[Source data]
+===+

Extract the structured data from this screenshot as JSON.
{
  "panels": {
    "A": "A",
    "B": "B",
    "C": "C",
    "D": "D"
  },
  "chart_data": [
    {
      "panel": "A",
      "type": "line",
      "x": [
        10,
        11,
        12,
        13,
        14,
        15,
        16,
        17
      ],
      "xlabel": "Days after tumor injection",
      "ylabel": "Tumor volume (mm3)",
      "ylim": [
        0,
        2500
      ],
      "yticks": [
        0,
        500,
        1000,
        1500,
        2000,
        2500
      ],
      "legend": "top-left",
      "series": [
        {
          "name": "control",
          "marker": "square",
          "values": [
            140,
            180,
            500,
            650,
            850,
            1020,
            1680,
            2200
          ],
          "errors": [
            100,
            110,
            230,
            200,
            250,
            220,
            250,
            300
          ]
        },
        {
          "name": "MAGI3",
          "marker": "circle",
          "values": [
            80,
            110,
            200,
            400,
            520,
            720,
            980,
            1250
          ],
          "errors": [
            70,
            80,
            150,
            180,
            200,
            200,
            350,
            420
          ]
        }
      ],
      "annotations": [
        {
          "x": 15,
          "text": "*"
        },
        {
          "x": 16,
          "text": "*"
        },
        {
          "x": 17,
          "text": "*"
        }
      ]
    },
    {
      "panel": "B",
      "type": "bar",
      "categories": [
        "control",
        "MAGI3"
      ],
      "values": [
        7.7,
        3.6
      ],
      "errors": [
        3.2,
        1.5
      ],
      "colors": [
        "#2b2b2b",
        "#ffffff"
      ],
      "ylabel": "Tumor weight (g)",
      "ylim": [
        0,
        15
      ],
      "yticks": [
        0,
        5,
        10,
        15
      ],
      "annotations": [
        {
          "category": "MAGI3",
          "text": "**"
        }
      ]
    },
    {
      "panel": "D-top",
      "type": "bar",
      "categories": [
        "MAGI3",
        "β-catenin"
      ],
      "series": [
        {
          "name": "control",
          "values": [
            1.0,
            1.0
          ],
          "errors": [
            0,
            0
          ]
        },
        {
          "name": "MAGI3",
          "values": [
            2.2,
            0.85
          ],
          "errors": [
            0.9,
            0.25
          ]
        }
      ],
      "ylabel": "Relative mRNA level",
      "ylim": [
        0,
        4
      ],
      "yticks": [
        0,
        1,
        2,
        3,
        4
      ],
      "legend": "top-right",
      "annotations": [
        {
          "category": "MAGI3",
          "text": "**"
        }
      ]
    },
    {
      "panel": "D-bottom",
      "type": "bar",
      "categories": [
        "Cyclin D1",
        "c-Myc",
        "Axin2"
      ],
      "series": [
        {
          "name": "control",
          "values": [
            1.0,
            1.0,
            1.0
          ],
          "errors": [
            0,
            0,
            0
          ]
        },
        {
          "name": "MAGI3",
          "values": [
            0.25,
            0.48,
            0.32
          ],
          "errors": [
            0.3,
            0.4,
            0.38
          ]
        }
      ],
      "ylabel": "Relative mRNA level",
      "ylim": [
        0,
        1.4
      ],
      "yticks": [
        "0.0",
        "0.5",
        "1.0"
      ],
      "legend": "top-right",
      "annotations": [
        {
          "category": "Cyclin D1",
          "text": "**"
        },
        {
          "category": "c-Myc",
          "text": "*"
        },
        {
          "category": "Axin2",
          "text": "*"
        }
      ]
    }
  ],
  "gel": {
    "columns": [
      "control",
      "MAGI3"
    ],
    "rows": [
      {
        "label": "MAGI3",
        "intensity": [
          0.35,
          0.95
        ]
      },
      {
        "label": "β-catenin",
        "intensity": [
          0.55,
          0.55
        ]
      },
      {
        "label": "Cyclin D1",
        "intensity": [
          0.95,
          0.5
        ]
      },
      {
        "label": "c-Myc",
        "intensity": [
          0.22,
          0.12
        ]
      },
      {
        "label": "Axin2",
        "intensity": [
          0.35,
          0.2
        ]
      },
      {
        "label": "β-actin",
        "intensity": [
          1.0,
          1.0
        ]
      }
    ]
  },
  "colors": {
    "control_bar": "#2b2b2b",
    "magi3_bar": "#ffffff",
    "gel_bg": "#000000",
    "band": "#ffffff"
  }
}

+===+

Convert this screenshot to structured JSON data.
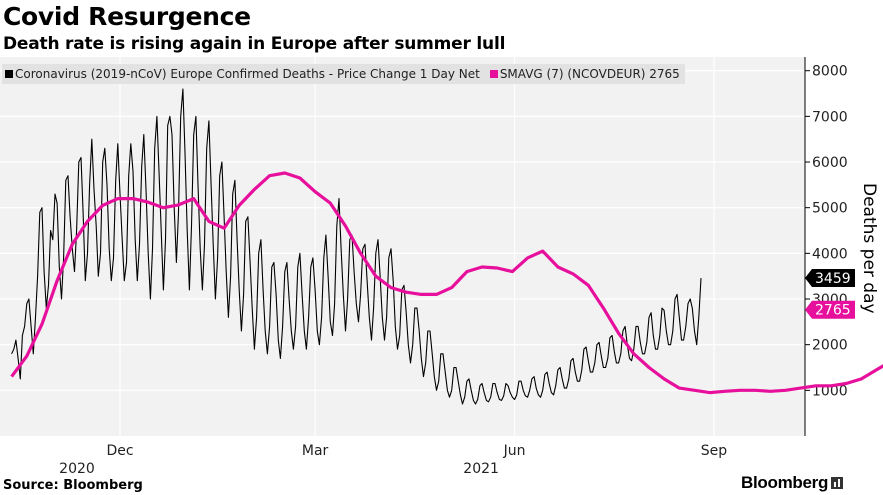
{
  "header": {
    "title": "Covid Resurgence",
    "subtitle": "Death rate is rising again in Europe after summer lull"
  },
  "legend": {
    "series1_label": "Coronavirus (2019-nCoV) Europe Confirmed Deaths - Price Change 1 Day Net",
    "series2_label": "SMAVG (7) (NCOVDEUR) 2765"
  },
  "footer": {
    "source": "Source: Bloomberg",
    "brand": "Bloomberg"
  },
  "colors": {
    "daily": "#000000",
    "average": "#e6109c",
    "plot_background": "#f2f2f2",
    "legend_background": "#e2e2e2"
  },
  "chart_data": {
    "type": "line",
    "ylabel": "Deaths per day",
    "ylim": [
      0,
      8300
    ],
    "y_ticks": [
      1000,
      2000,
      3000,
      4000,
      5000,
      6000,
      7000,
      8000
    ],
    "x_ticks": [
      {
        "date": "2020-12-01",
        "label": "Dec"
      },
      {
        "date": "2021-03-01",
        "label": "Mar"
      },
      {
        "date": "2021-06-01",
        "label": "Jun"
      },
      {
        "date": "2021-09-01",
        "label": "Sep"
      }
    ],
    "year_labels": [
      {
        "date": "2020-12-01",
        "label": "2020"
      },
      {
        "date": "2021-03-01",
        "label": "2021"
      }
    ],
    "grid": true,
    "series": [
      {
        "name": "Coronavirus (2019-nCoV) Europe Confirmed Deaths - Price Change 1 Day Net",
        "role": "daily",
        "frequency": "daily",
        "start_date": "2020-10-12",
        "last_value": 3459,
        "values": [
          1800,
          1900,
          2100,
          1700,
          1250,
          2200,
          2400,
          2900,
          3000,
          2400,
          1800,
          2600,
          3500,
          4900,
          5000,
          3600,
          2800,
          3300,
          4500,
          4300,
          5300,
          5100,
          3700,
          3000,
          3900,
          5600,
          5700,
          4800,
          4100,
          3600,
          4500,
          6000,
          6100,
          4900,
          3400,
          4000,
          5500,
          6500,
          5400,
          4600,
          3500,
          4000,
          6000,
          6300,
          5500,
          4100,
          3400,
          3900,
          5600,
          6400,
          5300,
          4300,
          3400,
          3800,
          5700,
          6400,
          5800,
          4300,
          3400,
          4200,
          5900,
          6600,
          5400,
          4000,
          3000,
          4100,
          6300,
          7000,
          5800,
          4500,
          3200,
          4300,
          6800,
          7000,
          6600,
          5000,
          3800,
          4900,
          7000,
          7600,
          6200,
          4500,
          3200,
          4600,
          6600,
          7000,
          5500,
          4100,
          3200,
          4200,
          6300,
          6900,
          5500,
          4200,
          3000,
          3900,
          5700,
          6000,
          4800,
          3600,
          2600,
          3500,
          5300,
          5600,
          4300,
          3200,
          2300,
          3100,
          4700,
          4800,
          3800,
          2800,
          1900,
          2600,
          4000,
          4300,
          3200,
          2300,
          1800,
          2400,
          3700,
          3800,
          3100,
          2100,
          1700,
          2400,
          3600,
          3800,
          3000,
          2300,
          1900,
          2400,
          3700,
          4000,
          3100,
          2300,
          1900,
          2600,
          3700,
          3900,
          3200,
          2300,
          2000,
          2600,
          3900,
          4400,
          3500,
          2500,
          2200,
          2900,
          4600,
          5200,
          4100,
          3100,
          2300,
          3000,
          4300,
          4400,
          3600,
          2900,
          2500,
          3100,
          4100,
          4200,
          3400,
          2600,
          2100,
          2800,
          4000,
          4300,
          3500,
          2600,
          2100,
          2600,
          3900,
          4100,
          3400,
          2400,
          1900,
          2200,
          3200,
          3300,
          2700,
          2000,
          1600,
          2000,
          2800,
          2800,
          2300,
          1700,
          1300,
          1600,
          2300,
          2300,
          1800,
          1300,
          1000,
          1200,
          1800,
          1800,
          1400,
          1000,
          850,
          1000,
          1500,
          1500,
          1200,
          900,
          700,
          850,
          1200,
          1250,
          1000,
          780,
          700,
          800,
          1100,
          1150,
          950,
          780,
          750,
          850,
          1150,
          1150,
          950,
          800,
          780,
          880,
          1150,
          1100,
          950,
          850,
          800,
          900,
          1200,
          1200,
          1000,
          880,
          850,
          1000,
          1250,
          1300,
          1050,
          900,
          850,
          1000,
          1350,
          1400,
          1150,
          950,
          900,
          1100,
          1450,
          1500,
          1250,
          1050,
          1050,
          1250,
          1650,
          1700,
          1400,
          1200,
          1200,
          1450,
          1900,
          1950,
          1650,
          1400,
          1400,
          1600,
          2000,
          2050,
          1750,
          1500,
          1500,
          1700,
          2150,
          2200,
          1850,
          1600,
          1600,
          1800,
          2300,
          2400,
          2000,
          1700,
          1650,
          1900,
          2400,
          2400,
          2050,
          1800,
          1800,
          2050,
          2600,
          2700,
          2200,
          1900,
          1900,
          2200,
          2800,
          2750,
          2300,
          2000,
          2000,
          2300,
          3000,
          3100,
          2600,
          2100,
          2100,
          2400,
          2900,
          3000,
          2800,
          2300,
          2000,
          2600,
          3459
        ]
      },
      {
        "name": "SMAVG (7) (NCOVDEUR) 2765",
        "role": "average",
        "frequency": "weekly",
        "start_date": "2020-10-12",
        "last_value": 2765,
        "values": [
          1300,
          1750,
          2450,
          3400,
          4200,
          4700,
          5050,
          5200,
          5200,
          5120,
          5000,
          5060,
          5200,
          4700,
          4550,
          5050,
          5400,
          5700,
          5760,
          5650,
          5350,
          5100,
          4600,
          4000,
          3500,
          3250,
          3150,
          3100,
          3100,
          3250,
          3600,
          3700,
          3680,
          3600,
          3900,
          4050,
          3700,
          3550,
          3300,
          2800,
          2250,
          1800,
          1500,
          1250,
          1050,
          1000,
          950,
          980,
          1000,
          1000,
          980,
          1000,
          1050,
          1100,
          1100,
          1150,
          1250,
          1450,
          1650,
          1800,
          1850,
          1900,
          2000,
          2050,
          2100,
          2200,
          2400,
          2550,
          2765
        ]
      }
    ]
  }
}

+===+

# What you have to do:
Check each line of the records for "Europe" and copy the ones that contain it.

# Written solution:
    "subtitle": "Death rate is rising again in Europe after summer lull"
    "series1_label": "Coronavirus (2019-nCoV) Europe Confirmed Deaths - Price Change 1 Day Net",
        "name": "Coronavirus (2019-nCoV) Europe Confirmed Deaths - Price Change 1 Day Net",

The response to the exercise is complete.